> **Required task**
Your copy of the material must match it exactly, except that pictures are dropped.

> **Dataset excerpts**
---
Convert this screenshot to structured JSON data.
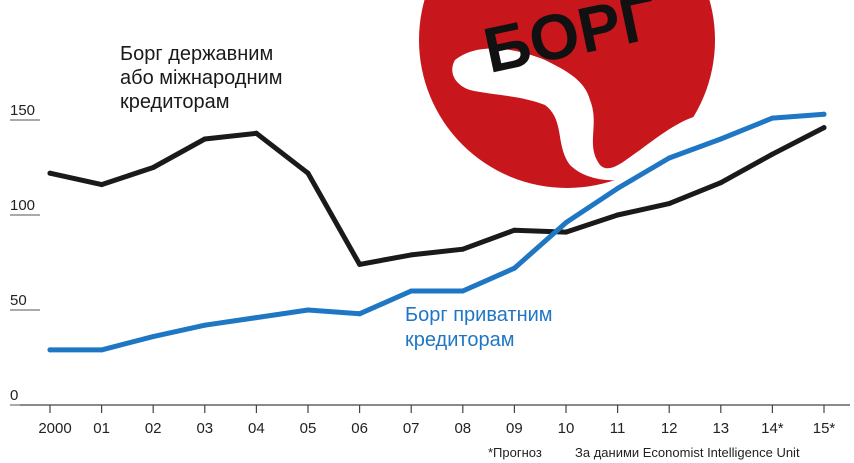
{
  "chart_data": {
    "type": "line",
    "categories": [
      "2000",
      "01",
      "02",
      "03",
      "04",
      "05",
      "06",
      "07",
      "08",
      "09",
      "10",
      "11",
      "12",
      "13",
      "14*",
      "15*"
    ],
    "ylim": [
      0,
      200
    ],
    "yticks": [
      "0",
      "50",
      "100",
      "150"
    ],
    "series": [
      {
        "name": "Борг державним або міжнародним кредиторам",
        "label_lines": [
          "Борг державним",
          "або міжнародним",
          "кредиторам"
        ],
        "color": "#1a1a1a",
        "values": [
          122,
          116,
          125,
          140,
          143,
          122,
          74,
          79,
          82,
          92,
          91,
          100,
          106,
          117,
          132,
          146
        ]
      },
      {
        "name": "Борг приватним кредиторам",
        "label_lines": [
          "Борг приватним",
          "кредиторам"
        ],
        "color": "#1f77c4",
        "values": [
          29,
          29,
          36,
          42,
          46,
          50,
          48,
          60,
          60,
          72,
          96,
          114,
          130,
          140,
          151,
          153
        ]
      }
    ]
  },
  "footnote": {
    "forecast": "*Прогноз",
    "source": "За даними Economist Intelligence Unit"
  },
  "emblem": {
    "text": "БОРГ",
    "color": "#c8161d"
  }
}
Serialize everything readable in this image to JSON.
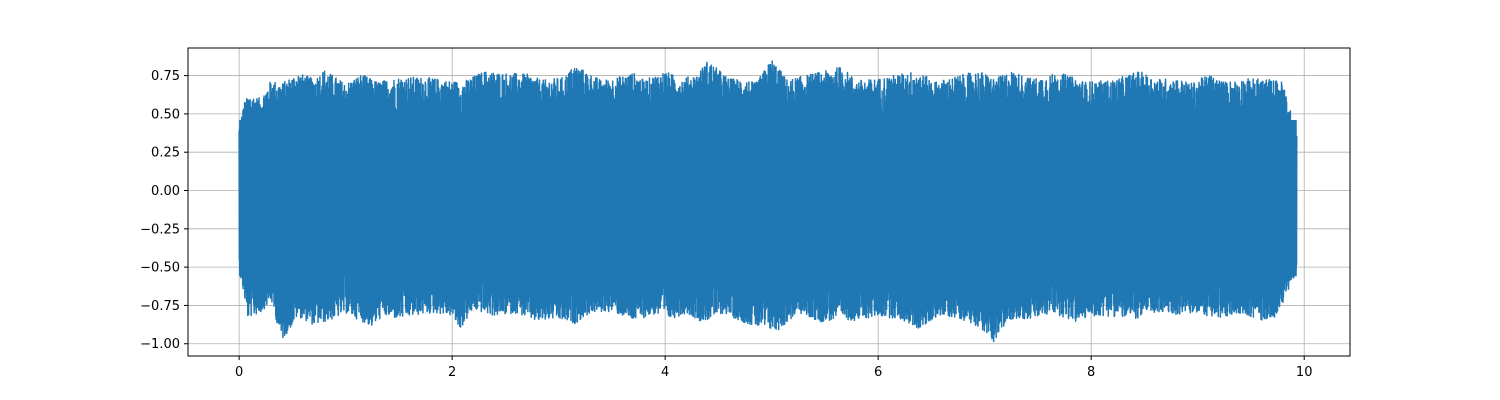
{
  "chart_data": {
    "type": "line",
    "title": "",
    "xlabel": "",
    "ylabel": "",
    "xlim": [
      -0.48,
      10.43
    ],
    "ylim": [
      -1.08,
      0.93
    ],
    "grid": true,
    "line_color": "#1f77b4",
    "x_ticks": [
      0,
      2,
      4,
      6,
      8,
      10
    ],
    "x_tick_labels": [
      "0",
      "2",
      "4",
      "6",
      "8",
      "10"
    ],
    "y_ticks": [
      -1.0,
      -0.75,
      -0.5,
      -0.25,
      0.0,
      0.25,
      0.5,
      0.75
    ],
    "y_tick_labels": [
      "−1.00",
      "−0.75",
      "−0.50",
      "−0.25",
      "0.00",
      "0.25",
      "0.50",
      "0.75"
    ],
    "series": [
      {
        "description_free": true,
        "x_range": [
          0,
          9.93
        ],
        "envelope_upper": [
          [
            0.0,
            0.42
          ],
          [
            0.05,
            0.58
          ],
          [
            0.1,
            0.63
          ],
          [
            0.2,
            0.6
          ],
          [
            0.3,
            0.72
          ],
          [
            0.4,
            0.7
          ],
          [
            0.55,
            0.77
          ],
          [
            0.7,
            0.73
          ],
          [
            0.8,
            0.79
          ],
          [
            0.95,
            0.72
          ],
          [
            1.0,
            0.7
          ],
          [
            1.15,
            0.76
          ],
          [
            1.3,
            0.71
          ],
          [
            1.5,
            0.74
          ],
          [
            1.75,
            0.74
          ],
          [
            1.95,
            0.72
          ],
          [
            2.1,
            0.71
          ],
          [
            2.3,
            0.78
          ],
          [
            2.45,
            0.77
          ],
          [
            2.7,
            0.76
          ],
          [
            2.85,
            0.72
          ],
          [
            3.05,
            0.74
          ],
          [
            3.15,
            0.82
          ],
          [
            3.4,
            0.72
          ],
          [
            3.55,
            0.74
          ],
          [
            3.7,
            0.77
          ],
          [
            3.8,
            0.72
          ],
          [
            4.0,
            0.78
          ],
          [
            4.15,
            0.73
          ],
          [
            4.3,
            0.76
          ],
          [
            4.4,
            0.85
          ],
          [
            4.6,
            0.73
          ],
          [
            4.75,
            0.73
          ],
          [
            4.85,
            0.7
          ],
          [
            5.0,
            0.86
          ],
          [
            5.15,
            0.72
          ],
          [
            5.3,
            0.75
          ],
          [
            5.5,
            0.78
          ],
          [
            5.65,
            0.81
          ],
          [
            5.8,
            0.72
          ],
          [
            6.0,
            0.73
          ],
          [
            6.2,
            0.76
          ],
          [
            6.35,
            0.78
          ],
          [
            6.55,
            0.71
          ],
          [
            6.75,
            0.75
          ],
          [
            6.95,
            0.78
          ],
          [
            7.1,
            0.73
          ],
          [
            7.25,
            0.78
          ],
          [
            7.45,
            0.73
          ],
          [
            7.7,
            0.77
          ],
          [
            7.95,
            0.71
          ],
          [
            8.2,
            0.72
          ],
          [
            8.45,
            0.78
          ],
          [
            8.6,
            0.73
          ],
          [
            8.8,
            0.73
          ],
          [
            8.95,
            0.7
          ],
          [
            9.1,
            0.76
          ],
          [
            9.25,
            0.71
          ],
          [
            9.45,
            0.73
          ],
          [
            9.65,
            0.73
          ],
          [
            9.8,
            0.71
          ],
          [
            9.93,
            0.36
          ]
        ],
        "envelope_lower": [
          [
            0.0,
            -0.52
          ],
          [
            0.05,
            -0.7
          ],
          [
            0.08,
            -0.83
          ],
          [
            0.2,
            -0.8
          ],
          [
            0.3,
            -0.72
          ],
          [
            0.4,
            -0.98
          ],
          [
            0.48,
            -0.9
          ],
          [
            0.55,
            -0.82
          ],
          [
            0.7,
            -0.88
          ],
          [
            0.85,
            -0.85
          ],
          [
            1.0,
            -0.8
          ],
          [
            1.25,
            -0.89
          ],
          [
            1.35,
            -0.82
          ],
          [
            1.5,
            -0.84
          ],
          [
            1.7,
            -0.81
          ],
          [
            1.85,
            -0.8
          ],
          [
            2.0,
            -0.82
          ],
          [
            2.07,
            -0.91
          ],
          [
            2.2,
            -0.78
          ],
          [
            2.4,
            -0.82
          ],
          [
            2.6,
            -0.8
          ],
          [
            2.8,
            -0.86
          ],
          [
            2.95,
            -0.84
          ],
          [
            3.15,
            -0.87
          ],
          [
            3.3,
            -0.8
          ],
          [
            3.5,
            -0.79
          ],
          [
            3.7,
            -0.85
          ],
          [
            3.9,
            -0.81
          ],
          [
            4.05,
            -0.84
          ],
          [
            4.2,
            -0.8
          ],
          [
            4.35,
            -0.86
          ],
          [
            4.55,
            -0.8
          ],
          [
            4.7,
            -0.85
          ],
          [
            4.85,
            -0.89
          ],
          [
            5.05,
            -0.92
          ],
          [
            5.25,
            -0.8
          ],
          [
            5.45,
            -0.86
          ],
          [
            5.65,
            -0.84
          ],
          [
            5.8,
            -0.85
          ],
          [
            6.0,
            -0.82
          ],
          [
            6.2,
            -0.84
          ],
          [
            6.4,
            -0.91
          ],
          [
            6.55,
            -0.82
          ],
          [
            6.75,
            -0.83
          ],
          [
            6.95,
            -0.89
          ],
          [
            7.08,
            -0.99
          ],
          [
            7.25,
            -0.84
          ],
          [
            7.45,
            -0.84
          ],
          [
            7.65,
            -0.8
          ],
          [
            7.85,
            -0.86
          ],
          [
            8.0,
            -0.82
          ],
          [
            8.2,
            -0.82
          ],
          [
            8.4,
            -0.84
          ],
          [
            8.6,
            -0.8
          ],
          [
            8.8,
            -0.81
          ],
          [
            9.0,
            -0.8
          ],
          [
            9.2,
            -0.84
          ],
          [
            9.4,
            -0.8
          ],
          [
            9.6,
            -0.85
          ],
          [
            9.75,
            -0.82
          ],
          [
            9.93,
            -0.52
          ]
        ]
      }
    ]
  }
}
---
> **Finished task**
Convert this screenshot to structured JSON data.
{
  "chart_data": {
    "type": "line",
    "categories": [
      "2000",
      "01",
      "02",
      "03",
      "04",
      "05",
      "06",
      "07",
      "08",
      "09",
      "10",
      "11",
      "12",
      "13",
      "14*",
      "15*"
    ],
    "ylim": [
      0,
      200
    ],
    "yticks": [
      "0",
      "50",
      "100",
      "150"
    ],
    "series": [
      {
        "name": "Борг державним або міжнародним кредиторам",
        "label_lines": [
          "Борг державним",
          "або міжнародним",
          "кредиторам"
        ],
        "color": "#1a1a1a",
        "values": [
          122,
          116,
          125,
          140,
          143,
          122,
          74,
          79,
          82,
          92,
          91,
          100,
          106,
          117,
          132,
          146
        ]
      },
      {
        "name": "Борг приватним кредиторам",
        "label_lines": [
          "Борг приватним",
          "кредиторам"
        ],
        "color": "#1f77c4",
        "values": [
          29,
          29,
          36,
          42,
          46,
          50,
          48,
          60,
          60,
          72,
          96,
          114,
          130,
          140,
          151,
          153
        ]
      }
    ]
  },
  "footnote": {
    "forecast": "*Прогноз",
    "source": "За даними Economist Intelligence Unit"
  },
  "emblem": {
    "text": "БОРГ",
    "color": "#c8161d"
  }
}
Serialize everything readable in this image to JSON.
{
  "chart_data": {
    "type": "line",
    "title": "",
    "xlabel": "",
    "ylabel": "",
    "xlim": [
      -0.48,
      10.43
    ],
    "ylim": [
      -1.08,
      0.93
    ],
    "grid": true,
    "line_color": "#1f77b4",
    "x_ticks": [
      0,
      2,
      4,
      6,
      8,
      10
    ],
    "x_tick_labels": [
      "0",
      "2",
      "4",
      "6",
      "8",
      "10"
    ],
    "y_ticks": [
      -1.0,
      -0.75,
      -0.5,
      -0.25,
      0.0,
      0.25,
      0.5,
      0.75
    ],
    "y_tick_labels": [
      "−1.00",
      "−0.75",
      "−0.50",
      "−0.25",
      "0.00",
      "0.25",
      "0.50",
      "0.75"
    ],
    "series": [
      {
        "description_free": true,
        "x_range": [
          0,
          9.93
        ],
        "envelope_upper": [
          [
            0.0,
            0.42
          ],
          [
            0.05,
            0.58
          ],
          [
            0.1,
            0.63
          ],
          [
            0.2,
            0.6
          ],
          [
            0.3,
            0.72
          ],
          [
            0.4,
            0.7
          ],
          [
            0.55,
            0.77
          ],
          [
            0.7,
            0.73
          ],
          [
            0.8,
            0.79
          ],
          [
            0.95,
            0.72
          ],
          [
            1.0,
            0.7
          ],
          [
            1.15,
            0.76
          ],
          [
            1.3,
            0.71
          ],
          [
            1.5,
            0.74
          ],
          [
            1.75,
            0.74
          ],
          [
            1.95,
            0.72
          ],
          [
            2.1,
            0.71
          ],
          [
            2.3,
            0.78
          ],
          [
            2.45,
            0.77
          ],
          [
            2.7,
            0.76
          ],
          [
            2.85,
            0.72
          ],
          [
            3.05,
            0.74
          ],
          [
            3.15,
            0.82
          ],
          [
            3.4,
            0.72
          ],
          [
            3.55,
            0.74
          ],
          [
            3.7,
            0.77
          ],
          [
            3.8,
            0.72
          ],
          [
            4.0,
            0.78
          ],
          [
            4.15,
            0.73
          ],
          [
            4.3,
            0.76
          ],
          [
            4.4,
            0.85
          ],
          [
            4.6,
            0.73
          ],
          [
            4.75,
            0.73
          ],
          [
            4.85,
            0.7
          ],
          [
            5.0,
            0.86
          ],
          [
            5.15,
            0.72
          ],
          [
            5.3,
            0.75
          ],
          [
            5.5,
            0.78
          ],
          [
            5.65,
            0.81
          ],
          [
            5.8,
            0.72
          ],
          [
            6.0,
            0.73
          ],
          [
            6.2,
            0.76
          ],
          [
            6.35,
            0.78
          ],
          [
            6.55,
            0.71
          ],
          [
            6.75,
            0.75
          ],
          [
            6.95,
            0.78
          ],
          [
            7.1,
            0.73
          ],
          [
            7.25,
            0.78
          ],
          [
            7.45,
            0.73
          ],
          [
            7.7,
            0.77
          ],
          [
            7.95,
            0.71
          ],
          [
            8.2,
            0.72
          ],
          [
            8.45,
            0.78
          ],
          [
            8.6,
            0.73
          ],
          [
            8.8,
            0.73
          ],
          [
            8.95,
            0.7
          ],
          [
            9.1,
            0.76
          ],
          [
            9.25,
            0.71
          ],
          [
            9.45,
            0.73
          ],
          [
            9.65,
            0.73
          ],
          [
            9.8,
            0.71
          ],
          [
            9.93,
            0.36
          ]
        ],
        "envelope_lower": [
          [
            0.0,
            -0.52
          ],
          [
            0.05,
            -0.7
          ],
          [
            0.08,
            -0.83
          ],
          [
            0.2,
            -0.8
          ],
          [
            0.3,
            -0.72
          ],
          [
            0.4,
            -0.98
          ],
          [
            0.48,
            -0.9
          ],
          [
            0.55,
            -0.82
          ],
          [
            0.7,
            -0.88
          ],
          [
            0.85,
            -0.85
          ],
          [
            1.0,
            -0.8
          ],
          [
            1.25,
            -0.89
          ],
          [
            1.35,
            -0.82
          ],
          [
            1.5,
            -0.84
          ],
          [
            1.7,
            -0.81
          ],
          [
            1.85,
            -0.8
          ],
          [
            2.0,
            -0.82
          ],
          [
            2.07,
            -0.91
          ],
          [
            2.2,
            -0.78
          ],
          [
            2.4,
            -0.82
          ],
          [
            2.6,
            -0.8
          ],
          [
            2.8,
            -0.86
          ],
          [
            2.95,
            -0.84
          ],
          [
            3.15,
            -0.87
          ],
          [
            3.3,
            -0.8
          ],
          [
            3.5,
            -0.79
          ],
          [
            3.7,
            -0.85
          ],
          [
            3.9,
            -0.81
          ],
          [
            4.05,
            -0.84
          ],
          [
            4.2,
            -0.8
          ],
          [
            4.35,
            -0.86
          ],
          [
            4.55,
            -0.8
          ],
          [
            4.7,
            -0.85
          ],
          [
            4.85,
            -0.89
          ],
          [
            5.05,
            -0.92
          ],
          [
            5.25,
            -0.8
          ],
          [
            5.45,
            -0.86
          ],
          [
            5.65,
            -0.84
          ],
          [
            5.8,
            -0.85
          ],
          [
            6.0,
            -0.82
          ],
          [
            6.2,
            -0.84
          ],
          [
            6.4,
            -0.91
          ],
          [
            6.55,
            -0.82
          ],
          [
            6.75,
            -0.83
          ],
          [
            6.95,
            -0.89
          ],
          [
            7.08,
            -0.99
          ],
          [
            7.25,
            -0.84
          ],
          [
            7.45,
            -0.84
          ],
          [
            7.65,
            -0.8
          ],
          [
            7.85,
            -0.86
          ],
          [
            8.0,
            -0.82
          ],
          [
            8.2,
            -0.82
          ],
          [
            8.4,
            -0.84
          ],
          [
            8.6,
            -0.8
          ],
          [
            8.8,
            -0.81
          ],
          [
            9.0,
            -0.8
          ],
          [
            9.2,
            -0.84
          ],
          [
            9.4,
            -0.8
          ],
          [
            9.6,
            -0.85
          ],
          [
            9.75,
            -0.82
          ],
          [
            9.93,
            -0.52
          ]
        ]
      }
    ]
  }
}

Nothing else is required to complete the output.